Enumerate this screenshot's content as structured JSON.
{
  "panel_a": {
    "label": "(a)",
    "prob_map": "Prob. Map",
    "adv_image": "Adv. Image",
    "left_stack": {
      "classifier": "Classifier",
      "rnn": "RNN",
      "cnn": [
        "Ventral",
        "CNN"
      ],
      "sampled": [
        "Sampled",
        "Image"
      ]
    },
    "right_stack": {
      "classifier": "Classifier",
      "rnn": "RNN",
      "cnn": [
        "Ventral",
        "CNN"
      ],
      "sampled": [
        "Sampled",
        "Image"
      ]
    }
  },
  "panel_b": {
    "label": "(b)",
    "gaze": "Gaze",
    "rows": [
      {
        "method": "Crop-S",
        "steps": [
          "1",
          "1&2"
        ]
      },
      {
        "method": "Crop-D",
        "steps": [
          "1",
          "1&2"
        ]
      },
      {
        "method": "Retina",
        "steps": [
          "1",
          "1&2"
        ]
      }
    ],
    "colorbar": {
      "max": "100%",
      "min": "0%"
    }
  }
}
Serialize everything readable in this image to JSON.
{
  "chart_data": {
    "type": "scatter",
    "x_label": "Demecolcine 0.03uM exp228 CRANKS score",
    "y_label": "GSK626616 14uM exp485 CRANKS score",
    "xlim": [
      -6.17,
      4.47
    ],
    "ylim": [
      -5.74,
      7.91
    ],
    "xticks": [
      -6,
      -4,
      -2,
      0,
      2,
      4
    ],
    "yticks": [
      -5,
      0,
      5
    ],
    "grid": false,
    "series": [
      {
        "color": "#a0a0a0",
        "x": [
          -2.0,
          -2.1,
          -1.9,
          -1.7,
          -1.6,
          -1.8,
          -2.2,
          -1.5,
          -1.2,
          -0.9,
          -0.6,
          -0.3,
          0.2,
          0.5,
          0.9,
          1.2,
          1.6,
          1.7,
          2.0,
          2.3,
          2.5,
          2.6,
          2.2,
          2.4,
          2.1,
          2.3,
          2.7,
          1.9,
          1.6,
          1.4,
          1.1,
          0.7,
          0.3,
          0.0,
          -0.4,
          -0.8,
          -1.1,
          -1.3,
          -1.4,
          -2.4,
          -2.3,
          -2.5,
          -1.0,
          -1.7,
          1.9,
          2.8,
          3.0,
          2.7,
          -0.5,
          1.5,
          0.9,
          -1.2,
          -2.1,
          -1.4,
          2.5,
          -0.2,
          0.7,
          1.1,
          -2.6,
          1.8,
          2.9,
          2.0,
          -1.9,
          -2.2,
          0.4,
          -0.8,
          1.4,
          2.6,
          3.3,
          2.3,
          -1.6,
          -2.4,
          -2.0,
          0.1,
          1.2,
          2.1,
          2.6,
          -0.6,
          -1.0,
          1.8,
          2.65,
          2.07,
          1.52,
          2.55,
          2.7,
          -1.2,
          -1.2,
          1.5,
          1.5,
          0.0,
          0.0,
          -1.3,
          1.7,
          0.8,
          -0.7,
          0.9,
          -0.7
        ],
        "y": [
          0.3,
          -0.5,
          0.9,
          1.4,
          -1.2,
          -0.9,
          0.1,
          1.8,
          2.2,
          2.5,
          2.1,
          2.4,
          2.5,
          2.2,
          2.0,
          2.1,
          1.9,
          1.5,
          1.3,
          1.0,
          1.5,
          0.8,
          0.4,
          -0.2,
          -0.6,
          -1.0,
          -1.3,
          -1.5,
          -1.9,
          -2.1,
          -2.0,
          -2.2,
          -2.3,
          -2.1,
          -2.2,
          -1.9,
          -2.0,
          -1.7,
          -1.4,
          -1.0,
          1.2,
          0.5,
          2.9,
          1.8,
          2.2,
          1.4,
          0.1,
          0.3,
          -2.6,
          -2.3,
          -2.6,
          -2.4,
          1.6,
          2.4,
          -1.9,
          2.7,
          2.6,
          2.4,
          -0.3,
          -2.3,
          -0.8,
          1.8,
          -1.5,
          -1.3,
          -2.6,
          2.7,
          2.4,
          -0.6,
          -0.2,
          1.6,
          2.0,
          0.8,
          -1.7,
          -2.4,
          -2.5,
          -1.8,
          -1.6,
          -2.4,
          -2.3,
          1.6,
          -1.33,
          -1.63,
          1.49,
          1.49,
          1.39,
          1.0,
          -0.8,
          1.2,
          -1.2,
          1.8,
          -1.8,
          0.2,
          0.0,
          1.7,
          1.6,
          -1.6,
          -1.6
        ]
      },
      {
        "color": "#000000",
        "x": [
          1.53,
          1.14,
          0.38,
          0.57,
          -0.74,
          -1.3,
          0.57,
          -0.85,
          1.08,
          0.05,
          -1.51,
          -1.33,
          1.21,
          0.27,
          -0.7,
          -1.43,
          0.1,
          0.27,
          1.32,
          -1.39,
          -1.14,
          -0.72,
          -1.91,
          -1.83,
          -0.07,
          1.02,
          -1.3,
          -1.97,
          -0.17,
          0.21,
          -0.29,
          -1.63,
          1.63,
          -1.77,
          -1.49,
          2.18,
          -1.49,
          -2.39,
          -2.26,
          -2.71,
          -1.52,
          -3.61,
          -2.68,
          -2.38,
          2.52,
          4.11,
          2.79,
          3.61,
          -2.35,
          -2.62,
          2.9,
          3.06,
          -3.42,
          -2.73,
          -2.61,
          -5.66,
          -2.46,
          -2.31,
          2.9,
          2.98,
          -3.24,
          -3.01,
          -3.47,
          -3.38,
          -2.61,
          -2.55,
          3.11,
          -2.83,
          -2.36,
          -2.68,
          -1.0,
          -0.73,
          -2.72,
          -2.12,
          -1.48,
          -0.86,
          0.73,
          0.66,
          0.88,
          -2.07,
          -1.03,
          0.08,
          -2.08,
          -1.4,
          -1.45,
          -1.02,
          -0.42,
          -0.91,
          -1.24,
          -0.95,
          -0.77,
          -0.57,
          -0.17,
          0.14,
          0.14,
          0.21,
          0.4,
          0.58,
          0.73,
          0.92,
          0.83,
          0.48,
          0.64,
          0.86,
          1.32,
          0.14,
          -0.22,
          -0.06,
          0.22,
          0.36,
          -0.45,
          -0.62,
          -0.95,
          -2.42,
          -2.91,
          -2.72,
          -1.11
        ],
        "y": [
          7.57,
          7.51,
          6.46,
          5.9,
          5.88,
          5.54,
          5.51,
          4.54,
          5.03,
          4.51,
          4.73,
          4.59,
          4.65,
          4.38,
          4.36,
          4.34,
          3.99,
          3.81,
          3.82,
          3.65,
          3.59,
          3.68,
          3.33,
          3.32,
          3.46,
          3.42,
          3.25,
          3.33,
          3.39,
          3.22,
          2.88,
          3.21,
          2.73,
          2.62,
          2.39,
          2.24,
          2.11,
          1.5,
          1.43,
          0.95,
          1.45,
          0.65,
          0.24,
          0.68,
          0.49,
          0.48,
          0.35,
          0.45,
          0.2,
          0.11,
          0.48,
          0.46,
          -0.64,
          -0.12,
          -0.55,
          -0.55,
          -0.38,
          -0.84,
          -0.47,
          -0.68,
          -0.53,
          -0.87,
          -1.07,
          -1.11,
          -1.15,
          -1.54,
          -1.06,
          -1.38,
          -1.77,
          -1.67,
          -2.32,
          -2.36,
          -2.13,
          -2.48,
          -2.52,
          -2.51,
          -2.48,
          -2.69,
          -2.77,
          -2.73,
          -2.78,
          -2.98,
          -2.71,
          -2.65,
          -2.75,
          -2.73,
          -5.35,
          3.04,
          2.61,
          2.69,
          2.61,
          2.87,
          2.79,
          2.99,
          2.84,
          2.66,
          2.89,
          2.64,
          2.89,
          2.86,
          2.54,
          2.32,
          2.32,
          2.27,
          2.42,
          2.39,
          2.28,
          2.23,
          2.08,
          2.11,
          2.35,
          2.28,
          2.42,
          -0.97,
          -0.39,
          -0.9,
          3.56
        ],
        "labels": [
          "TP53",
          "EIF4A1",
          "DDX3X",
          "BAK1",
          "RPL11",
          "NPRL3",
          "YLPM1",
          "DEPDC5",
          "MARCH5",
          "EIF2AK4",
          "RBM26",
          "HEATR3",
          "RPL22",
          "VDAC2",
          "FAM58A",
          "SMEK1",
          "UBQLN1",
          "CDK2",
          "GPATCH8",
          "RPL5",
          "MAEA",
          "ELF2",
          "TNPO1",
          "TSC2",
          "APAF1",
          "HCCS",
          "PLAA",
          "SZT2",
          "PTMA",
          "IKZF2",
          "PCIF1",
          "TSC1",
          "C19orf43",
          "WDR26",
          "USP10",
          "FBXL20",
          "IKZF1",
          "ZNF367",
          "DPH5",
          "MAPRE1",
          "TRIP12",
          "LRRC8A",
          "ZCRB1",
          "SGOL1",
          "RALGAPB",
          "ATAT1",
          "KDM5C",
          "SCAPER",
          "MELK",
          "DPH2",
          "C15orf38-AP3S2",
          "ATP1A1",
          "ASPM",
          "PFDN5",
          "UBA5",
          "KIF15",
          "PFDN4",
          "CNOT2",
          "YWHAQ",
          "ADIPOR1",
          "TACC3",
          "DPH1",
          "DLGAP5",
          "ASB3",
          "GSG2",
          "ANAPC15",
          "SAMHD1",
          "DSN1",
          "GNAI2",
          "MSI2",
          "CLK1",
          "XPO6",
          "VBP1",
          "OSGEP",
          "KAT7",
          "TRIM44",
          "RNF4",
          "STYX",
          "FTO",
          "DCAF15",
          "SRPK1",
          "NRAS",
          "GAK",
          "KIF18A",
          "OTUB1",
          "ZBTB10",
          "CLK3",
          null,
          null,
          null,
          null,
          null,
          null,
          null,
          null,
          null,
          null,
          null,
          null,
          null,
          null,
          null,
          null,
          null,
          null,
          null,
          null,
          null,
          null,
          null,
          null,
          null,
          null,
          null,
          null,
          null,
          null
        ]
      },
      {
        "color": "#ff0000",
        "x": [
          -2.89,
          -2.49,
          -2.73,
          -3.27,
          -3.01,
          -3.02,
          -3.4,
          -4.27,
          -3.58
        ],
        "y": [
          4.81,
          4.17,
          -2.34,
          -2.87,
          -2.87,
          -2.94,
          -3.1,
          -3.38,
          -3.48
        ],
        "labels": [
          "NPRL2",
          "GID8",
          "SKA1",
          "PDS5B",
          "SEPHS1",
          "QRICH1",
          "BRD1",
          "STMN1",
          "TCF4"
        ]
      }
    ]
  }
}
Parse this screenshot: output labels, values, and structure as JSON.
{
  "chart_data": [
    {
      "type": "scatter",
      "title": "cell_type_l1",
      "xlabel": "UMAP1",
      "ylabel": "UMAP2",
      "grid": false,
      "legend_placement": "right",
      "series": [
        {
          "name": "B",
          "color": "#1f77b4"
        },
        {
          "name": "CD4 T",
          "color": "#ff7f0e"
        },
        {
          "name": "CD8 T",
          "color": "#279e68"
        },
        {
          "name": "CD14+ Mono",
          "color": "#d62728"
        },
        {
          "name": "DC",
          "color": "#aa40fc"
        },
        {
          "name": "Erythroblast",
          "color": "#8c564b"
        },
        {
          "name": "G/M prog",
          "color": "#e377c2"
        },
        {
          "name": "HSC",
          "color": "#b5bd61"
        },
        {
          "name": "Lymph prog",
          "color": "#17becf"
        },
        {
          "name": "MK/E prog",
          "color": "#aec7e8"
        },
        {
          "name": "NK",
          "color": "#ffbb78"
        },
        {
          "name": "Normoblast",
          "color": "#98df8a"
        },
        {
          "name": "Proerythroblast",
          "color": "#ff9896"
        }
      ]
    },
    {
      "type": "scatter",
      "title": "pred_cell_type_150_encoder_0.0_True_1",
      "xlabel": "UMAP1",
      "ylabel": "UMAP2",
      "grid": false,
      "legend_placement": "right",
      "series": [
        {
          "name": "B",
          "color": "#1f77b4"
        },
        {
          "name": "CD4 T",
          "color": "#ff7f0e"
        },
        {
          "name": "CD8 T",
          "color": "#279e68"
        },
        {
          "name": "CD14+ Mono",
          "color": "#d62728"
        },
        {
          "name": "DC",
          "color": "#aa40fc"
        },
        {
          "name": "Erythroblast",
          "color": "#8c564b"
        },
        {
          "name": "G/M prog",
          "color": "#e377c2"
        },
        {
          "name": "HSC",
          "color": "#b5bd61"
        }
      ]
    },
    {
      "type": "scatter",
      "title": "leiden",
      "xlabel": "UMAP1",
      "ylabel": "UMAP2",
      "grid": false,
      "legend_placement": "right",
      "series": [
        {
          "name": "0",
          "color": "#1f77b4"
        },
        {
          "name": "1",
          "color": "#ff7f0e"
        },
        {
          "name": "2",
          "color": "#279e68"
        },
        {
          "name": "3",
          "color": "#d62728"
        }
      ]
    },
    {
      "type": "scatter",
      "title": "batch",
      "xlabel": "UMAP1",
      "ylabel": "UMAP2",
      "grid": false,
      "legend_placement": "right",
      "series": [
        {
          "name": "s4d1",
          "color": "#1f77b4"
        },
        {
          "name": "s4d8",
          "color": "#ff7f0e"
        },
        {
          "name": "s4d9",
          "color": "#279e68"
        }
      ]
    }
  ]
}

Written instruction - In the listing above, find the lines holding the word "JSON" and copy them.

Answer to the task -
Enumerate this screenshot's content as structured JSON.
Serialize everything readable in this image to JSON.
Parse this screenshot: output labels, values, and structure as JSON.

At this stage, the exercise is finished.